PAGE »
>> START
The newness of life offered through Baptism - the signification of the Yeses and Nos and the coming of the Kingdom of God preached by the suffering Servant: Yes to the God of life, the family, responsible love, solidarity and justice, and truth.



Jesus’ identification with man reveals to those who suffer because their lives are diminished – that God is no longer inaccessible – but searches for us and brings us to the light.



In taking on our sins, Jesus comes not as an outsider but one who desires to redeem our whole nature.

2. Exegetical Notes •

Though sinless, Jesus accepts John’s baptism as part of God’s design (Lk 7:29-30), to satisfy the saving righteousness of God, in fulfilling and perfecting the old law (Mt 5:17, 20).



Mt 3:16 – Recall that the Spirit also hovered over the waters at the first creation (Gen 1:2). The Spirit now anoints Jesus for his Messianic mission (Act 10:38) which it guides (Mt 4:1; Lk 4:14, 18; 10:21; Mt 12:18, 28). It also sanctifies the water preparing the way for Christian baptism (Ac 1:5).



Mt 3:17 – this is my beloved son: Love is expressed in this saying that hearkens to Is 42, identifying Jesus as the Servant of the Lord. Jesus is not manifested as the royal, conquering Messiah, but as the Suffering Servant.
>> END
SUPPLIED INFORMATION »
>> START
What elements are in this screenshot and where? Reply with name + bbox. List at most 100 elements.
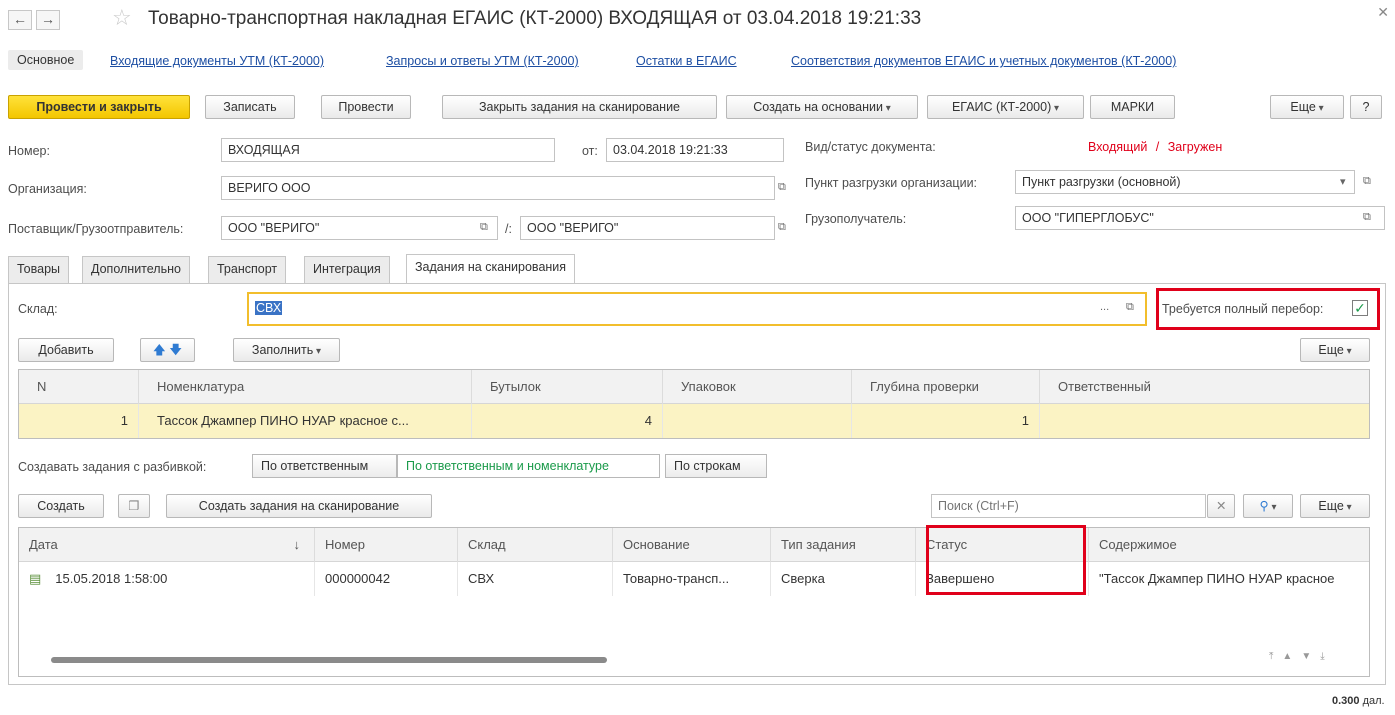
>> END
WHAT TO WORK ON »
In the notes on Jesus' baptism, how is Jesus manifested according to the entry on Mt 3:17?

TASK RESPONSE »
As the Suffering Servant, not as the royal, conquering Messiah.